Collected data entries
--- start ---

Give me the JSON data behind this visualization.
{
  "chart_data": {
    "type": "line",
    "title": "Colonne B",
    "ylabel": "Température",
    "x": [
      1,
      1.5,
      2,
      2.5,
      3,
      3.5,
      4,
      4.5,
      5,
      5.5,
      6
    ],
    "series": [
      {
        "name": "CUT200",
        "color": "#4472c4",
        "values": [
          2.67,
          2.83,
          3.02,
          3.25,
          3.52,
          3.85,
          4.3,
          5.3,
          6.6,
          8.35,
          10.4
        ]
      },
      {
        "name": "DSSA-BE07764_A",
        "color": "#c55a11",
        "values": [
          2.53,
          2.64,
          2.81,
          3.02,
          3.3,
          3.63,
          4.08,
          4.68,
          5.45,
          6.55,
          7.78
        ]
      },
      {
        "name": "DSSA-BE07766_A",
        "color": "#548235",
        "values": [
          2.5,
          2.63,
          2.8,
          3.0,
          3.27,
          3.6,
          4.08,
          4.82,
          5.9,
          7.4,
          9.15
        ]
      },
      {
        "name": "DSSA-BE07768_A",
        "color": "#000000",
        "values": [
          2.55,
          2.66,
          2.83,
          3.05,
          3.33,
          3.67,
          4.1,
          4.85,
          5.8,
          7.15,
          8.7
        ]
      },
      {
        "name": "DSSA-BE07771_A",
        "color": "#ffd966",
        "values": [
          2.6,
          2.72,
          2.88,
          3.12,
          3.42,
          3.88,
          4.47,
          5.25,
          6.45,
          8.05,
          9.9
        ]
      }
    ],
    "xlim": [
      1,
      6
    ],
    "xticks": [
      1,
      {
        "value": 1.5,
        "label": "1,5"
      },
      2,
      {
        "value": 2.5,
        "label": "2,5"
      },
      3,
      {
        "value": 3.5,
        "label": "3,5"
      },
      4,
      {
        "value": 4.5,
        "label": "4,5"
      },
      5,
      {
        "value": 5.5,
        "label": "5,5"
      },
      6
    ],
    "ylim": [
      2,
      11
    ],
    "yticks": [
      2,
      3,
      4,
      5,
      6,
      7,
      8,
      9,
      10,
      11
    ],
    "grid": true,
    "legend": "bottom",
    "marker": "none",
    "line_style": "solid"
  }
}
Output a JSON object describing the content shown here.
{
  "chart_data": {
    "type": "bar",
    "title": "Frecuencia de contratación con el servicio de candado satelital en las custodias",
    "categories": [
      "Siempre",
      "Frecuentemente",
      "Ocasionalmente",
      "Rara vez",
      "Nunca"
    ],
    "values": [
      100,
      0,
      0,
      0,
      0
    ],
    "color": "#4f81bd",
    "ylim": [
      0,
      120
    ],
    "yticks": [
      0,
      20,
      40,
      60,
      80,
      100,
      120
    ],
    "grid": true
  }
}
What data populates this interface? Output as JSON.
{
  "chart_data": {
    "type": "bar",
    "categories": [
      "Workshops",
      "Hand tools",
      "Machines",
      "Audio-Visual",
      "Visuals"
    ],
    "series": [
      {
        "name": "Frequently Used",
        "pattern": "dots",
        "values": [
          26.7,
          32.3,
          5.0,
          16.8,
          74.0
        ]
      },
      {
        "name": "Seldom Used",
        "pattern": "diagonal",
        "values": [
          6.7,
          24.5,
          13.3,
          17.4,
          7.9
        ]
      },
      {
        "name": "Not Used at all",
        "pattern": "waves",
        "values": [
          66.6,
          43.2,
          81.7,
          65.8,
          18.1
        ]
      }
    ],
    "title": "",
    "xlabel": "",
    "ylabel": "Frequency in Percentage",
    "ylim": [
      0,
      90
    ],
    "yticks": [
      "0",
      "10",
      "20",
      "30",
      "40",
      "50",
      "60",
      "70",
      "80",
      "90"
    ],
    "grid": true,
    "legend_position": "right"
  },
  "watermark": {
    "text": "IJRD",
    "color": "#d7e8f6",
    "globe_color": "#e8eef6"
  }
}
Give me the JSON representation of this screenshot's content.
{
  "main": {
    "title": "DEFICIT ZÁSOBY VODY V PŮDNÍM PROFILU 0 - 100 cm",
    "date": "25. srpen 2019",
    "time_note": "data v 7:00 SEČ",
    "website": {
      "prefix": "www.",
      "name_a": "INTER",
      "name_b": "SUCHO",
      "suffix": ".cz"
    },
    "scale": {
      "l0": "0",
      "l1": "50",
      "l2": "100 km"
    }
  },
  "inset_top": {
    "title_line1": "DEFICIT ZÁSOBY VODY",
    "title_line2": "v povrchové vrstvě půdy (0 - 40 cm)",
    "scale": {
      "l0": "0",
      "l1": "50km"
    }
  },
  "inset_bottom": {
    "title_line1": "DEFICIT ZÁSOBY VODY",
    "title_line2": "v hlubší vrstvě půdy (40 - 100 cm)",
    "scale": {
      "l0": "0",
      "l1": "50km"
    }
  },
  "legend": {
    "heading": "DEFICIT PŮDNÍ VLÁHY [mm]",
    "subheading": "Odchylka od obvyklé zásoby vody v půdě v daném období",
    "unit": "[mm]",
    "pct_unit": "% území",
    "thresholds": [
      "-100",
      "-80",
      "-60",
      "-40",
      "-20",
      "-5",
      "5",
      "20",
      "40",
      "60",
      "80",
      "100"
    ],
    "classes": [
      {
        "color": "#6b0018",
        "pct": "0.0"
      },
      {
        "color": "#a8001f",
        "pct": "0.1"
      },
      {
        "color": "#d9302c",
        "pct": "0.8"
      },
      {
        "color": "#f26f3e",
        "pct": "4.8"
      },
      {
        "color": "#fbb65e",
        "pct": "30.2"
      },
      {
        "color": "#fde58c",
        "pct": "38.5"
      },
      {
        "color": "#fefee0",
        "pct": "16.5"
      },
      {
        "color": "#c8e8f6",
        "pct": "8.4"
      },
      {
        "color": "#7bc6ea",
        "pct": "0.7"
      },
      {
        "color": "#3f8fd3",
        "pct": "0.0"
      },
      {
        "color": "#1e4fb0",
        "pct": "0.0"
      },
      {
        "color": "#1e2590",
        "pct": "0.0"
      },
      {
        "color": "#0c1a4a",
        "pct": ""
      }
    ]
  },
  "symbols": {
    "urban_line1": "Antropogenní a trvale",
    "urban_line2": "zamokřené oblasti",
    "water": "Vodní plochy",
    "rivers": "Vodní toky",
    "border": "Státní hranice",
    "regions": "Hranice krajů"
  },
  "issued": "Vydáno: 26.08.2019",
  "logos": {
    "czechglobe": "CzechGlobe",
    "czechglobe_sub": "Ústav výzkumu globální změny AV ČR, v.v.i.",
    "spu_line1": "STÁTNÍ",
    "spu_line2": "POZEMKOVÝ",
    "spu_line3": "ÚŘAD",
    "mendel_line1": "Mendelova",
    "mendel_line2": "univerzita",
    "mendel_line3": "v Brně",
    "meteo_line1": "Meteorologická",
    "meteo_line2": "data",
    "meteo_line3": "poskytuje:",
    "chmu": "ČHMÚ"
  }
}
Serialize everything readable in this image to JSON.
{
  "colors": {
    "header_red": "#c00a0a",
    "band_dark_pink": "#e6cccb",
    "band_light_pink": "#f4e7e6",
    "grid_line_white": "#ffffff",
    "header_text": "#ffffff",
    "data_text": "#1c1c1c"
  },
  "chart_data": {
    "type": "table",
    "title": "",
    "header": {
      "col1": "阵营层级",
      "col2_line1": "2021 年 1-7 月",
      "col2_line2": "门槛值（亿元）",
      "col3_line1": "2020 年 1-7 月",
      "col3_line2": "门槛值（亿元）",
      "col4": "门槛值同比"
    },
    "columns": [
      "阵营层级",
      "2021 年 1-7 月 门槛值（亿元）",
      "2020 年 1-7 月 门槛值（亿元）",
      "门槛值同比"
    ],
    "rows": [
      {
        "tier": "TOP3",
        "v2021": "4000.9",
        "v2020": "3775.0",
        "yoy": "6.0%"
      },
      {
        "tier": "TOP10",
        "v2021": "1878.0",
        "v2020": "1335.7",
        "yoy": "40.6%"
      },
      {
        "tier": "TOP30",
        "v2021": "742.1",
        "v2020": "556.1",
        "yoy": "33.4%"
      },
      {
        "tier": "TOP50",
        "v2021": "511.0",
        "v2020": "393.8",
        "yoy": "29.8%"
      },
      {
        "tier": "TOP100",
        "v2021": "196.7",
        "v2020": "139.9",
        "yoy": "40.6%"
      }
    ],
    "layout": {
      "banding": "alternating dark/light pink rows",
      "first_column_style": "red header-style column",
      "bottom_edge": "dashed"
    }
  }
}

--- end ---

GIVEN EXERCISE »
Which lines contain "type"? Copy each of them out.

CORRECT RESPONSE »
    "type": "line",
    "type": "bar",
    "type": "bar",
    "type": "table",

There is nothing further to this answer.